** START **
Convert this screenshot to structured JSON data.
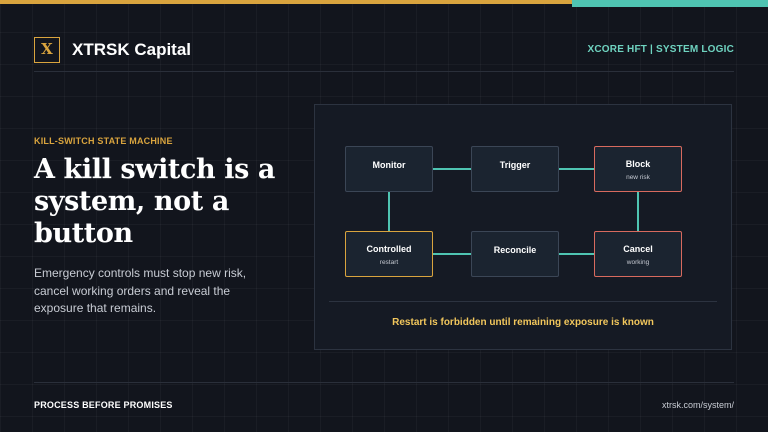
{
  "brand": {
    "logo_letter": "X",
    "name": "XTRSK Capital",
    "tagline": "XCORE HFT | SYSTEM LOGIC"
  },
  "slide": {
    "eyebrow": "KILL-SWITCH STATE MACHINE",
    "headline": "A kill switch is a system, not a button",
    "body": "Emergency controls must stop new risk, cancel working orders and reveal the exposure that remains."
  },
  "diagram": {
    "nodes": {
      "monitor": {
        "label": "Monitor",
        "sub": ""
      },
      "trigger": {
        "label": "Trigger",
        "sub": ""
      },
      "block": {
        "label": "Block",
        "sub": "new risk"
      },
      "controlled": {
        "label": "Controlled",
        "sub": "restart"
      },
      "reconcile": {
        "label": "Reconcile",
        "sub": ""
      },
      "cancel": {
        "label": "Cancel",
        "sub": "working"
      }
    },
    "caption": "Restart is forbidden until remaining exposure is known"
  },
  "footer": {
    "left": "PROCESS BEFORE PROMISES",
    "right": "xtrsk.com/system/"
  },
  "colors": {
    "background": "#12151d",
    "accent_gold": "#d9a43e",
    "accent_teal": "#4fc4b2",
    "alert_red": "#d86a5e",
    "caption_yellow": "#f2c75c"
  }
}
** END **
** START **
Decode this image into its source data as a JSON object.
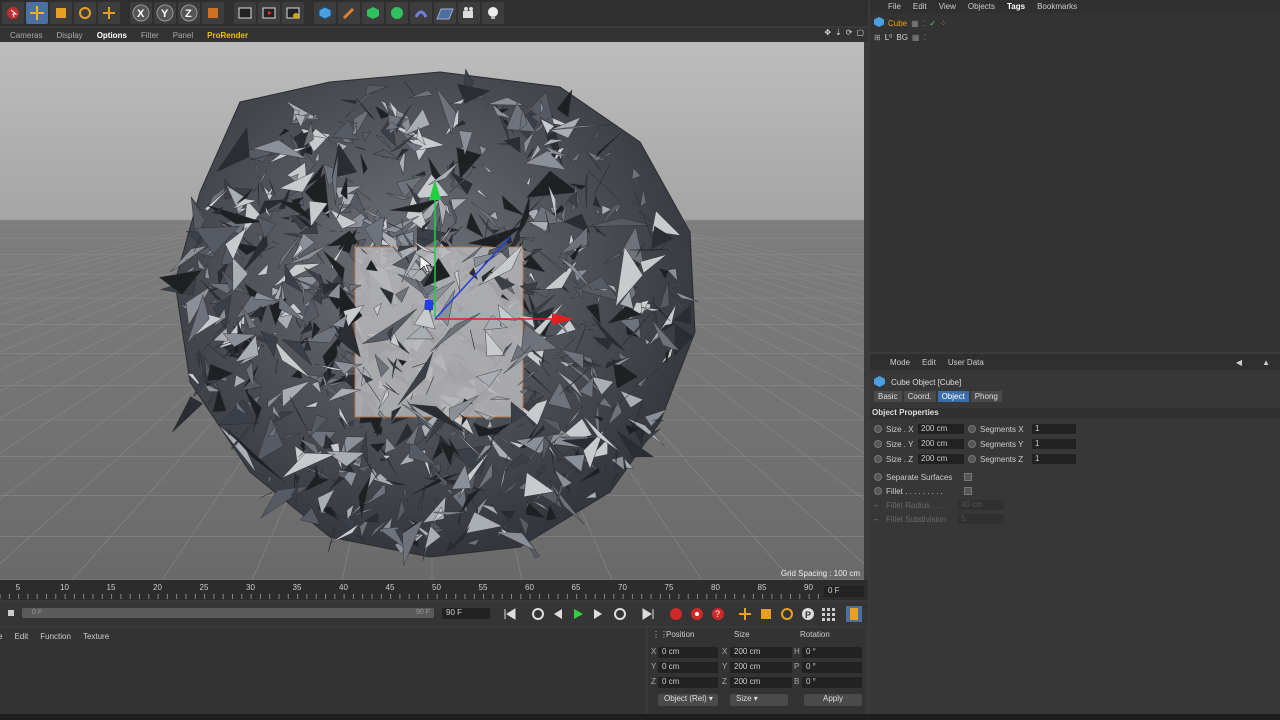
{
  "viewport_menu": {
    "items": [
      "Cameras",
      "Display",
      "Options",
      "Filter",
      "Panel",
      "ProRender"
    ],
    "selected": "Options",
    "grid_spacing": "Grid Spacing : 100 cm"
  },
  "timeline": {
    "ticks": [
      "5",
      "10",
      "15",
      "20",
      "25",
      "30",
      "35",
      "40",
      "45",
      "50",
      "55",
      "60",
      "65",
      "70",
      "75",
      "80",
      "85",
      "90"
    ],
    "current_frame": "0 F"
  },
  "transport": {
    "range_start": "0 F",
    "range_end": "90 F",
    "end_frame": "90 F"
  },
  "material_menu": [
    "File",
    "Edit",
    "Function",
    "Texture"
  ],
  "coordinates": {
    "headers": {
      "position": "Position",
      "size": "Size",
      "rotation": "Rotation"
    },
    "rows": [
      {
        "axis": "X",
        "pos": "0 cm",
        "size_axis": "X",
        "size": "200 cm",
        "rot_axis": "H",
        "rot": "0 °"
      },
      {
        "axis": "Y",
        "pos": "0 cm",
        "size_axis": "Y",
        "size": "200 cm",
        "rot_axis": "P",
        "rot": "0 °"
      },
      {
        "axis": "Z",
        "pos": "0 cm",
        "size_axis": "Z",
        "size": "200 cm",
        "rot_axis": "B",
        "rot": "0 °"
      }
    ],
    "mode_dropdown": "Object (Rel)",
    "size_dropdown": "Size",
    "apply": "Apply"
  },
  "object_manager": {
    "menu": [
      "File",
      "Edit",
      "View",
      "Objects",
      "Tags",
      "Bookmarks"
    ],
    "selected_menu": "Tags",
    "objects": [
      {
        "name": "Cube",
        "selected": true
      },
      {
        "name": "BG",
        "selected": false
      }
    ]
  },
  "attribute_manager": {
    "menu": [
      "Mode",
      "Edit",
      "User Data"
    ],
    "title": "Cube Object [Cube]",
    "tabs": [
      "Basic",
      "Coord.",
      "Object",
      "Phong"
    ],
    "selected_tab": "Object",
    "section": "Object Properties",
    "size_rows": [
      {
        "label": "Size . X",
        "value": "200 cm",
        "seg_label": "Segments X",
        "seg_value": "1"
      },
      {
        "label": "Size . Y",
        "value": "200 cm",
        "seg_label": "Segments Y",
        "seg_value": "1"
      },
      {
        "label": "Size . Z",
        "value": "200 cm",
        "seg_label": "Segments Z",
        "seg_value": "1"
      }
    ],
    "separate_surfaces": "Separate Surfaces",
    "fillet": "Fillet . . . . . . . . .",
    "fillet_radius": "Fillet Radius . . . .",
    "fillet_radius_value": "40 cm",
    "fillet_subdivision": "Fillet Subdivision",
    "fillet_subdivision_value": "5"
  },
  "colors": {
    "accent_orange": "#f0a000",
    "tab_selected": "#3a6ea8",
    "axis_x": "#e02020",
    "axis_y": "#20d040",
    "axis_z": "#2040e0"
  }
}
** END **
*YOUR TASK*:
Using the listing, say how many lines include the word "Segments", and add nothing else.

*SOLVED EXERCISE*:
3